== Segment start ==

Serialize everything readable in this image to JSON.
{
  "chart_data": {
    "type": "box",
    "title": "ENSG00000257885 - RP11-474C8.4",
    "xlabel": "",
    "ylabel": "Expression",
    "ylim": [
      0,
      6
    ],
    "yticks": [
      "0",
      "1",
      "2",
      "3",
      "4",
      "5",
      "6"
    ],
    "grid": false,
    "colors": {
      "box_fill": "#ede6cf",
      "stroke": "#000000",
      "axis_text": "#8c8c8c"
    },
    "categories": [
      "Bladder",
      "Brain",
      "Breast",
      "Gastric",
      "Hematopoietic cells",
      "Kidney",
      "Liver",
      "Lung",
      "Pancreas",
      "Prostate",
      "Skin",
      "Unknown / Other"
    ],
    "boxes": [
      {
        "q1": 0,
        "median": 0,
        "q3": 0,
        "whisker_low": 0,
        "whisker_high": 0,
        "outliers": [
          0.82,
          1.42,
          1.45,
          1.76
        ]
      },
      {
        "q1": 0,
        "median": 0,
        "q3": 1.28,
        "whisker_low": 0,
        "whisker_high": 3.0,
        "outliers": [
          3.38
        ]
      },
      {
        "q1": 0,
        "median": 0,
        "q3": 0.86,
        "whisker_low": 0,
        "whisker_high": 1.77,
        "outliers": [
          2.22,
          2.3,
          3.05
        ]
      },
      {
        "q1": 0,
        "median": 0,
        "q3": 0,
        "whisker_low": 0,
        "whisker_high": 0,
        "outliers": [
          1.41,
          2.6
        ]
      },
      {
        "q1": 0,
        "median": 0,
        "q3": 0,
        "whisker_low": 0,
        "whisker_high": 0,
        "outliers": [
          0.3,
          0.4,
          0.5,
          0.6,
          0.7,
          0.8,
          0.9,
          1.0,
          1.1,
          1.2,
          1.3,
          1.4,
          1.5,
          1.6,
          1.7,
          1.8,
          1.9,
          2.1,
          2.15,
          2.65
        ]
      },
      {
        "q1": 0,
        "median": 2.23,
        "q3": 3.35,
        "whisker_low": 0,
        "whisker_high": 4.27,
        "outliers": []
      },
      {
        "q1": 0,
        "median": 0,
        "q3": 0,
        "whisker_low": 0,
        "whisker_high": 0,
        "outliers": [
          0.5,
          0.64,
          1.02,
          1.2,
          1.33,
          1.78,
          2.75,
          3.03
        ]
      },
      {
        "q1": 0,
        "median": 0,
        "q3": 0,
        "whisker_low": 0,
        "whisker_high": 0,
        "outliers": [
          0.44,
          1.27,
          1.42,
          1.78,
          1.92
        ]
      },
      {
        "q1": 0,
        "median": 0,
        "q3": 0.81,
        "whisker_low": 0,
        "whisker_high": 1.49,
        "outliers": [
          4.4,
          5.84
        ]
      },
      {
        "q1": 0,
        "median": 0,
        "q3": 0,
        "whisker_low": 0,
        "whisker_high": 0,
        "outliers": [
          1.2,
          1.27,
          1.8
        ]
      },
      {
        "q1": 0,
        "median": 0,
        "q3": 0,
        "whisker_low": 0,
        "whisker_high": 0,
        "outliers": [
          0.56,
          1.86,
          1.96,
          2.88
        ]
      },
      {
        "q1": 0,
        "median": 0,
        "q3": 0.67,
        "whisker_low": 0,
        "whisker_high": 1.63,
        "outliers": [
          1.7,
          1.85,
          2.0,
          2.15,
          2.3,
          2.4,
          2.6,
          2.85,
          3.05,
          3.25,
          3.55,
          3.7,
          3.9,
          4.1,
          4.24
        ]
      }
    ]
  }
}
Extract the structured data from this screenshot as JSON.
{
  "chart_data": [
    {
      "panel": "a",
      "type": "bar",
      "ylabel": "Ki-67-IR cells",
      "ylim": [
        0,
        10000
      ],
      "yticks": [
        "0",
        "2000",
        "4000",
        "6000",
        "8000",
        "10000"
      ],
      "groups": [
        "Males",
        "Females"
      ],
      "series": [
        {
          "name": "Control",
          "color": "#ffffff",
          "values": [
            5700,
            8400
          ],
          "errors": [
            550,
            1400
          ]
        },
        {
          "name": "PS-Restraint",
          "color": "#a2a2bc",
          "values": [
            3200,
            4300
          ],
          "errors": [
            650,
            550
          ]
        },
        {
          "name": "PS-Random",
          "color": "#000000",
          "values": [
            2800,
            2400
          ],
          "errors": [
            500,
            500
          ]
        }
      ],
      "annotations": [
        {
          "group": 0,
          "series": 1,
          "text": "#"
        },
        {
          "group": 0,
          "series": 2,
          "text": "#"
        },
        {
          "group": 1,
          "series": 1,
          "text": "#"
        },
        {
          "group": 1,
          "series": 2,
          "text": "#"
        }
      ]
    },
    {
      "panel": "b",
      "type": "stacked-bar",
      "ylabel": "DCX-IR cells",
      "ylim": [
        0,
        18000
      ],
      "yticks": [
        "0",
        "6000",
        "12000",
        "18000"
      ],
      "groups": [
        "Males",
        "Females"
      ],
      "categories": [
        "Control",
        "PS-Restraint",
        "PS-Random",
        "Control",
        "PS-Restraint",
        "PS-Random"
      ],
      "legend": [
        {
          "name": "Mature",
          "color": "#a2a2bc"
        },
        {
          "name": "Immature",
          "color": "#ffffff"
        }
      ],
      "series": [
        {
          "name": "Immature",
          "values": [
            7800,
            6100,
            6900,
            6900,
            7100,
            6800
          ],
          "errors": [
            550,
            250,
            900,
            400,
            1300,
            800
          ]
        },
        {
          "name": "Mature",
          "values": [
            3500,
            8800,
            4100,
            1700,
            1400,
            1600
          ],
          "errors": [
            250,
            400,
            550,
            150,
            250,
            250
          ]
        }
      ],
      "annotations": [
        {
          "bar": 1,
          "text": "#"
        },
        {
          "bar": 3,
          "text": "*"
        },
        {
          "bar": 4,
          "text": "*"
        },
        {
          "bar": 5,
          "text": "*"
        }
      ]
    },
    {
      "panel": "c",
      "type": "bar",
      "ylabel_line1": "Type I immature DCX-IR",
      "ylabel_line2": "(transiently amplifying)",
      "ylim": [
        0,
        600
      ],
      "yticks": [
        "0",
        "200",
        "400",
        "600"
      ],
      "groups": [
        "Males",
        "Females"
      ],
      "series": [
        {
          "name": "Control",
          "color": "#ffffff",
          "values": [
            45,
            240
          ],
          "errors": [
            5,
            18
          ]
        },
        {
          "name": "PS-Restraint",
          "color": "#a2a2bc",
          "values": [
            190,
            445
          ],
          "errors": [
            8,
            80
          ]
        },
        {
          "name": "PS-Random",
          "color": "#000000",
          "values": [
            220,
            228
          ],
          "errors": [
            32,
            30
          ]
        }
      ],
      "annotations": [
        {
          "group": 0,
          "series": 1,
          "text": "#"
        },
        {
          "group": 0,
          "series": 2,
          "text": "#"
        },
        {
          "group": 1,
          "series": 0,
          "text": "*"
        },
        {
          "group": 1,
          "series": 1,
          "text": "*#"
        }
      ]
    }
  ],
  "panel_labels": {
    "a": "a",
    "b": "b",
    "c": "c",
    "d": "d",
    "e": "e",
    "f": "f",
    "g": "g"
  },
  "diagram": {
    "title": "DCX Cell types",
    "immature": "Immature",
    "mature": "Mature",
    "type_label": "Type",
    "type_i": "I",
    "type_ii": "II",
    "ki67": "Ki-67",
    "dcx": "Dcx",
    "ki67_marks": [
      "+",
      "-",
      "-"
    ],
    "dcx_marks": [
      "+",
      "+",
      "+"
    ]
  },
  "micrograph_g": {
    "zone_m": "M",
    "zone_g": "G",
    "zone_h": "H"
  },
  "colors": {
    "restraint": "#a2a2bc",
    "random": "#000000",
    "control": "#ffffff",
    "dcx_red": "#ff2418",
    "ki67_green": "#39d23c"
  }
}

== Segment end ==

§ **Task goal**: All of the lines above must be returned exactly.

§ **Response to this exercise**:
Serialize everything readable in this image to JSON.
{
  "chart_data": {
    "type": "box",
    "title": "ENSG00000257885 - RP11-474C8.4",
    "xlabel": "",
    "ylabel": "Expression",
    "ylim": [
      0,
      6
    ],
    "yticks": [
      "0",
      "1",
      "2",
      "3",
      "4",
      "5",
      "6"
    ],
    "grid": false,
    "colors": {
      "box_fill": "#ede6cf",
      "stroke": "#000000",
      "axis_text": "#8c8c8c"
    },
    "categories": [
      "Bladder",
      "Brain",
      "Breast",
      "Gastric",
      "Hematopoietic cells",
      "Kidney",
      "Liver",
      "Lung",
      "Pancreas",
      "Prostate",
      "Skin",
      "Unknown / Other"
    ],
    "boxes": [
      {
        "q1": 0,
        "median": 0,
        "q3": 0,
        "whisker_low": 0,
        "whisker_high": 0,
        "outliers": [
          0.82,
          1.42,
          1.45,
          1.76
        ]
      },
      {
        "q1": 0,
        "median": 0,
        "q3": 1.28,
        "whisker_low": 0,
        "whisker_high": 3.0,
        "outliers": [
          3.38
        ]
      },
      {
        "q1": 0,
        "median": 0,
        "q3": 0.86,
        "whisker_low": 0,
        "whisker_high": 1.77,
        "outliers": [
          2.22,
          2.3,
          3.05
        ]
      },
      {
        "q1": 0,
        "median": 0,
        "q3": 0,
        "whisker_low": 0,
        "whisker_high": 0,
        "outliers": [
          1.41,
          2.6
        ]
      },
      {
        "q1": 0,
        "median": 0,
        "q3": 0,
        "whisker_low": 0,
        "whisker_high": 0,
        "outliers": [
          0.3,
          0.4,
          0.5,
          0.6,
          0.7,
          0.8,
          0.9,
          1.0,
          1.1,
          1.2,
          1.3,
          1.4,
          1.5,
          1.6,
          1.7,
          1.8,
          1.9,
          2.1,
          2.15,
          2.65
        ]
      },
      {
        "q1": 0,
        "median": 2.23,
        "q3": 3.35,
        "whisker_low": 0,
        "whisker_high": 4.27,
        "outliers": []
      },
      {
        "q1": 0,
        "median": 0,
        "q3": 0,
        "whisker_low": 0,
        "whisker_high": 0,
        "outliers": [
          0.5,
          0.64,
          1.02,
          1.2,
          1.33,
          1.78,
          2.75,
          3.03
        ]
      },
      {
        "q1": 0,
        "median": 0,
        "q3": 0,
        "whisker_low": 0,
        "whisker_high": 0,
        "outliers": [
          0.44,
          1.27,
          1.42,
          1.78,
          1.92
        ]
      },
      {
        "q1": 0,
        "median": 0,
        "q3": 0.81,
        "whisker_low": 0,
        "whisker_high": 1.49,
        "outliers": [
          4.4,
          5.84
        ]
      },
      {
        "q1": 0,
        "median": 0,
        "q3": 0,
        "whisker_low": 0,
        "whisker_high": 0,
        "outliers": [
          1.2,
          1.27,
          1.8
        ]
      },
      {
        "q1": 0,
        "median": 0,
        "q3": 0,
        "whisker_low": 0,
        "whisker_high": 0,
        "outliers": [
          0.56,
          1.86,
          1.96,
          2.88
        ]
      },
      {
        "q1": 0,
        "median": 0,
        "q3": 0.67,
        "whisker_low": 0,
        "whisker_high": 1.63,
        "outliers": [
          1.7,
          1.85,
          2.0,
          2.15,
          2.3,
          2.4,
          2.6,
          2.85,
          3.05,
          3.25,
          3.55,
          3.7,
          3.9,
          4.1,
          4.24
        ]
      }
    ]
  }
}
Extract the structured data from this screenshot as JSON.
{
  "chart_data": [
    {
      "panel": "a",
      "type": "bar",
      "ylabel": "Ki-67-IR cells",
      "ylim": [
        0,
        10000
      ],
      "yticks": [
        "0",
        "2000",
        "4000",
        "6000",
        "8000",
        "10000"
      ],
      "groups": [
        "Males",
        "Females"
      ],
      "series": [
        {
          "name": "Control",
          "color": "#ffffff",
          "values": [
            5700,
            8400
          ],
          "errors": [
            550,
            1400
          ]
        },
        {
          "name": "PS-Restraint",
          "color": "#a2a2bc",
          "values": [
            3200,
            4300
          ],
          "errors": [
            650,
            550
          ]
        },
        {
          "name": "PS-Random",
          "color": "#000000",
          "values": [
            2800,
            2400
          ],
          "errors": [
            500,
            500
          ]
        }
      ],
      "annotations": [
        {
          "group": 0,
          "series": 1,
          "text": "#"
        },
        {
          "group": 0,
          "series": 2,
          "text": "#"
        },
        {
          "group": 1,
          "series": 1,
          "text": "#"
        },
        {
          "group": 1,
          "series": 2,
          "text": "#"
        }
      ]
    },
    {
      "panel": "b",
      "type": "stacked-bar",
      "ylabel": "DCX-IR cells",
      "ylim": [
        0,
        18000
      ],
      "yticks": [
        "0",
        "6000",
        "12000",
        "18000"
      ],
      "groups": [
        "Males",
        "Females"
      ],
      "categories": [
        "Control",
        "PS-Restraint",
        "PS-Random",
        "Control",
        "PS-Restraint",
        "PS-Random"
      ],
      "legend": [
        {
          "name": "Mature",
          "color": "#a2a2bc"
        },
        {
          "name": "Immature",
          "color": "#ffffff"
        }
      ],
      "series": [
        {
          "name": "Immature",
          "values": [
            7800,
            6100,
            6900,
            6900,
            7100,
            6800
          ],
          "errors": [
            550,
            250,
            900,
            400,
            1300,
            800
          ]
        },
        {
          "name": "Mature",
          "values": [
            3500,
            8800,
            4100,
            1700,
            1400,
            1600
          ],
          "errors": [
            250,
            400,
            550,
            150,
            250,
            250
          ]
        }
      ],
      "annotations": [
        {
          "bar": 1,
          "text": "#"
        },
        {
          "bar": 3,
          "text": "*"
        },
        {
          "bar": 4,
          "text": "*"
        },
        {
          "bar": 5,
          "text": "*"
        }
      ]
    },
    {
      "panel": "c",
      "type": "bar",
      "ylabel_line1": "Type I immature DCX-IR",
      "ylabel_line2": "(transiently amplifying)",
      "ylim": [
        0,
        600
      ],
      "yticks": [
        "0",
        "200",
        "400",
        "600"
      ],
      "groups": [
        "Males",
        "Females"
      ],
      "series": [
        {
          "name": "Control",
          "color": "#ffffff",
          "values": [
            45,
            240
          ],
          "errors": [
            5,
            18
          ]
        },
        {
          "name": "PS-Restraint",
          "color": "#a2a2bc",
          "values": [
            190,
            445
          ],
          "errors": [
            8,
            80
          ]
        },
        {
          "name": "PS-Random",
          "color": "#000000",
          "values": [
            220,
            228
          ],
          "errors": [
            32,
            30
          ]
        }
      ],
      "annotations": [
        {
          "group": 0,
          "series": 1,
          "text": "#"
        },
        {
          "group": 0,
          "series": 2,
          "text": "#"
        },
        {
          "group": 1,
          "series": 0,
          "text": "*"
        },
        {
          "group": 1,
          "series": 1,
          "text": "*#"
        }
      ]
    }
  ],
  "panel_labels": {
    "a": "a",
    "b": "b",
    "c": "c",
    "d": "d",
    "e": "e",
    "f": "f",
    "g": "g"
  },
  "diagram": {
    "title": "DCX Cell types",
    "immature": "Immature",
    "mature": "Mature",
    "type_label": "Type",
    "type_i": "I",
    "type_ii": "II",
    "ki67": "Ki-67",
    "dcx": "Dcx",
    "ki67_marks": [
      "+",
      "-",
      "-"
    ],
    "dcx_marks": [
      "+",
      "+",
      "+"
    ]
  },
  "micrograph_g": {
    "zone_m": "M",
    "zone_g": "G",
    "zone_h": "H"
  },
  "colors": {
    "restraint": "#a2a2bc",
    "random": "#000000",
    "control": "#ffffff",
    "dcx_red": "#ff2418",
    "ki67_green": "#39d23c"
  }
}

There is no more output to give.